WRITTEN EXERCISE – Return only the count of lines in which the word "screenshot" appears.

PROVIDED INFORMATION –
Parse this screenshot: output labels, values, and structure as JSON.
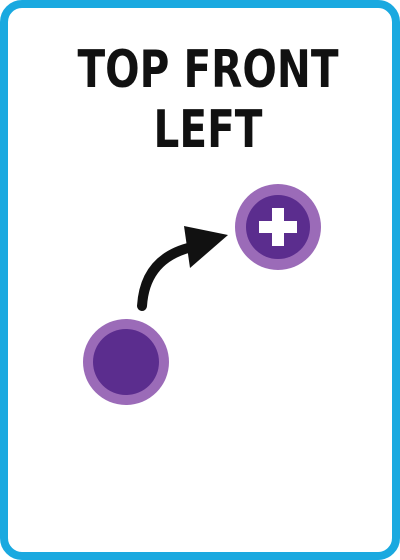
{
  "card": {
    "border_color": "#1aa9e0",
    "title_line_1": "TOP FRONT",
    "title_line_2": "LEFT"
  },
  "diagram": {
    "start_token": {
      "icon": "plain-circle-token",
      "fill": "#5b2d8e",
      "ring": "#9b6bb8"
    },
    "end_token": {
      "icon": "plus-circle-token",
      "fill": "#5b2d8e",
      "ring": "#9b6bb8",
      "symbol_color": "#ffffff"
    },
    "arrow": {
      "icon": "curved-arrow-icon",
      "color": "#111111",
      "direction": "up-right"
    }
  }
}
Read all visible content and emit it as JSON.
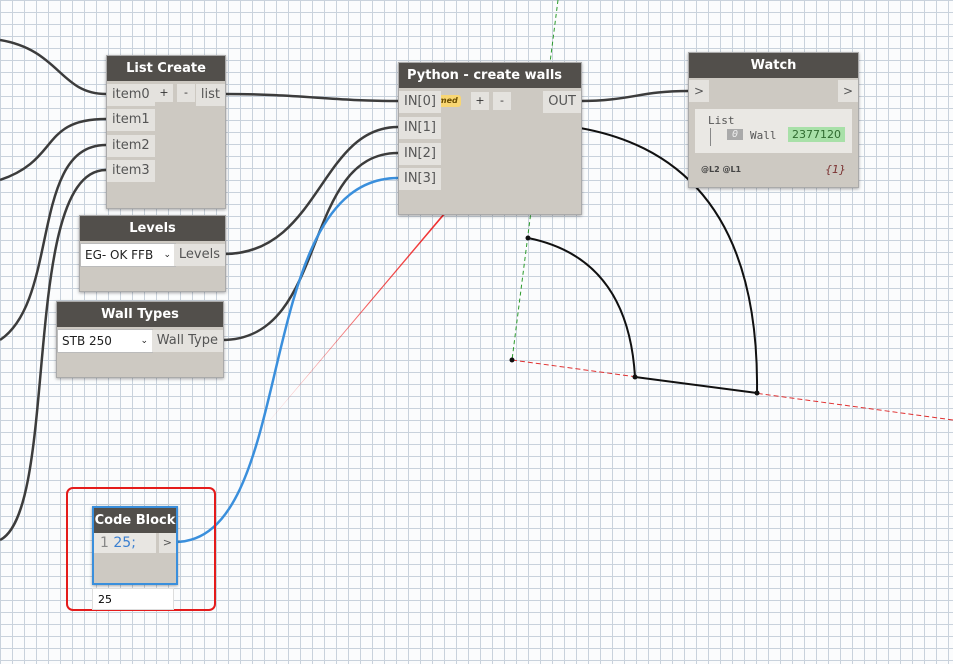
{
  "list_create": {
    "title": "List Create",
    "inputs": [
      "item0",
      "item1",
      "item2",
      "item3"
    ],
    "add": "+",
    "remove": "-",
    "output": "list"
  },
  "levels": {
    "title": "Levels",
    "selected": "EG- OK FFB",
    "output": "Levels"
  },
  "wall_types": {
    "title": "Wall Types",
    "selected": "STB 250",
    "output": "Wall Type"
  },
  "python": {
    "title": "Python - create walls",
    "badge": "Renamed",
    "inputs": [
      "IN[0]",
      "IN[1]",
      "IN[2]",
      "IN[3]"
    ],
    "add": "+",
    "remove": "-",
    "output": "OUT"
  },
  "watch": {
    "title": "Watch",
    "in_port": ">",
    "out_port": ">",
    "list_label": "List",
    "index": "0",
    "item_type": "Wall",
    "item_value": "2377120",
    "levels": "@L2 @L1",
    "count": "{1}"
  },
  "code_block": {
    "title": "Code Block",
    "line_number": "1",
    "code": "25;",
    "output": ">",
    "preview": "25"
  },
  "colors": {
    "wire": "#3c3c3c",
    "selected_wire": "#3a8fdc",
    "annotation_arrow": "#ee1111",
    "highlight_box": "#e41b1b",
    "watch_value_bg": "#a8e0a8"
  }
}
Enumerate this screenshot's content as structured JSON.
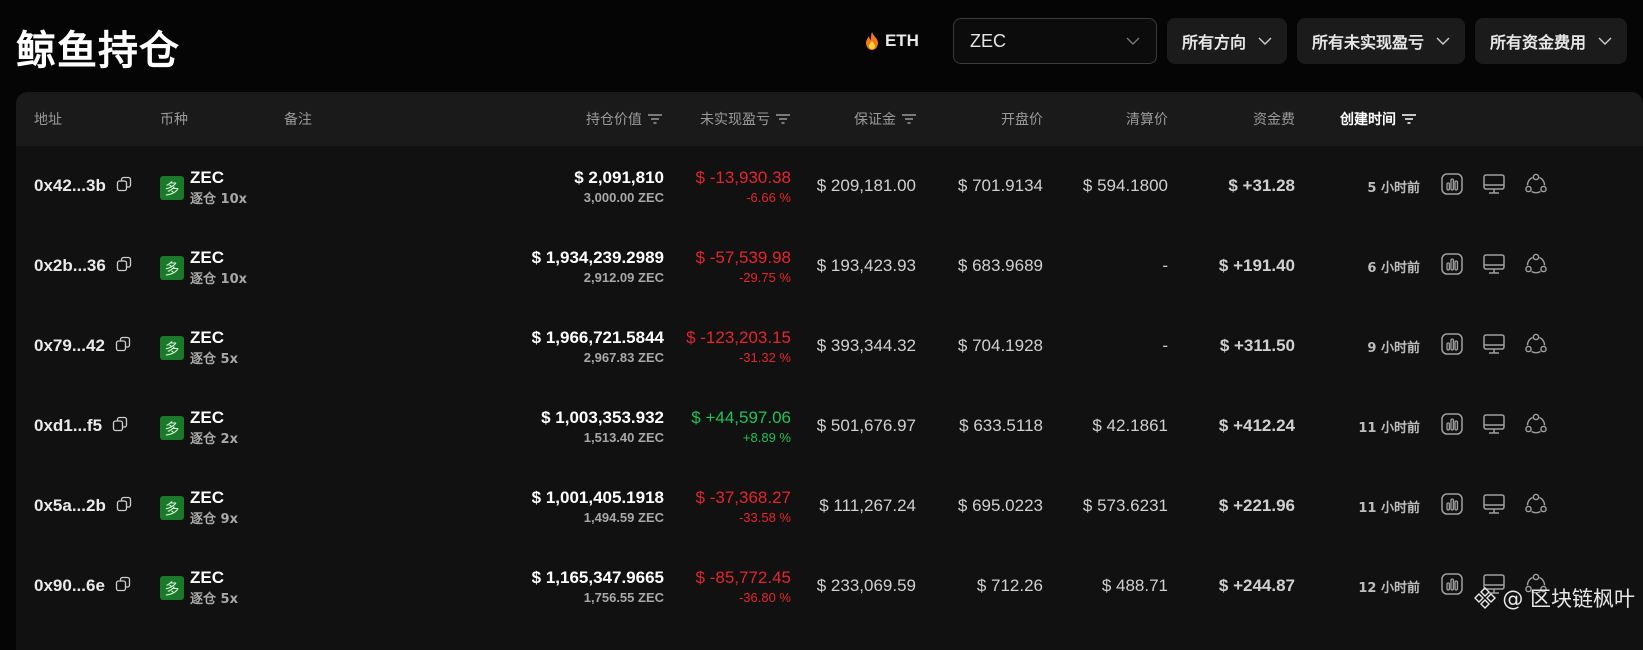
{
  "page": {
    "title": "鲸鱼持仓"
  },
  "filters": {
    "hot_label": "ETH",
    "coin_select": "ZEC",
    "direction": "所有方向",
    "unrealized": "所有未实现盈亏",
    "funding": "所有资金费用"
  },
  "headers": {
    "address": "地址",
    "coin": "币种",
    "note": "备注",
    "position_value": "持仓价值",
    "unrealized_pnl": "未实现盈亏",
    "margin": "保证金",
    "open_price": "开盘价",
    "liq_price": "清算价",
    "funding_fee": "资金费",
    "created_time": "创建时间"
  },
  "rows": [
    {
      "address": "0x42...3b",
      "side": "多",
      "coin": "ZEC",
      "mode": "逐仓 10x",
      "value": "$ 2,091,810",
      "qty": "3,000.00 ZEC",
      "pnl": "$ -13,930.38",
      "pnl_pct": "-6.66 %",
      "pnl_sign": "neg",
      "margin": "$ 209,181.00",
      "open": "$ 701.9134",
      "liq": "$ 594.1800",
      "fund": "$ +31.28",
      "time": "5 小时前"
    },
    {
      "address": "0x2b...36",
      "side": "多",
      "coin": "ZEC",
      "mode": "逐仓 10x",
      "value": "$ 1,934,239.2989",
      "qty": "2,912.09 ZEC",
      "pnl": "$ -57,539.98",
      "pnl_pct": "-29.75 %",
      "pnl_sign": "neg",
      "margin": "$ 193,423.93",
      "open": "$ 683.9689",
      "liq": "-",
      "fund": "$ +191.40",
      "time": "6 小时前"
    },
    {
      "address": "0x79...42",
      "side": "多",
      "coin": "ZEC",
      "mode": "逐仓 5x",
      "value": "$ 1,966,721.5844",
      "qty": "2,967.83 ZEC",
      "pnl": "$ -123,203.15",
      "pnl_pct": "-31.32 %",
      "pnl_sign": "neg",
      "margin": "$ 393,344.32",
      "open": "$ 704.1928",
      "liq": "-",
      "fund": "$ +311.50",
      "time": "9 小时前"
    },
    {
      "address": "0xd1...f5",
      "side": "多",
      "coin": "ZEC",
      "mode": "逐仓 2x",
      "value": "$ 1,003,353.932",
      "qty": "1,513.40 ZEC",
      "pnl": "$ +44,597.06",
      "pnl_pct": "+8.89 %",
      "pnl_sign": "pos",
      "margin": "$ 501,676.97",
      "open": "$ 633.5118",
      "liq": "$ 42.1861",
      "fund": "$ +412.24",
      "time": "11 小时前"
    },
    {
      "address": "0x5a...2b",
      "side": "多",
      "coin": "ZEC",
      "mode": "逐仓 9x",
      "value": "$ 1,001,405.1918",
      "qty": "1,494.59 ZEC",
      "pnl": "$ -37,368.27",
      "pnl_pct": "-33.58 %",
      "pnl_sign": "neg",
      "margin": "$ 111,267.24",
      "open": "$ 695.0223",
      "liq": "$ 573.6231",
      "fund": "$ +221.96",
      "time": "11 小时前"
    },
    {
      "address": "0x90...6e",
      "side": "多",
      "coin": "ZEC",
      "mode": "逐仓 5x",
      "value": "$ 1,165,347.9665",
      "qty": "1,756.55 ZEC",
      "pnl": "$ -85,772.45",
      "pnl_pct": "-36.80 %",
      "pnl_sign": "neg",
      "margin": "$ 233,069.59",
      "open": "$ 712.26",
      "liq": "$ 488.71",
      "fund": "$ +244.87",
      "time": "12 小时前"
    }
  ],
  "colors": {
    "negative": "#e5252e",
    "positive": "#1fc25a",
    "long_badge": "#1a7a2a"
  },
  "icons": {
    "copy": "copy-icon",
    "chart": "chart-icon",
    "monitor": "monitor-icon",
    "share": "share-icon",
    "flame": "flame-icon"
  },
  "watermark": "@ 区块链枫叶"
}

TASK ANSWER – 2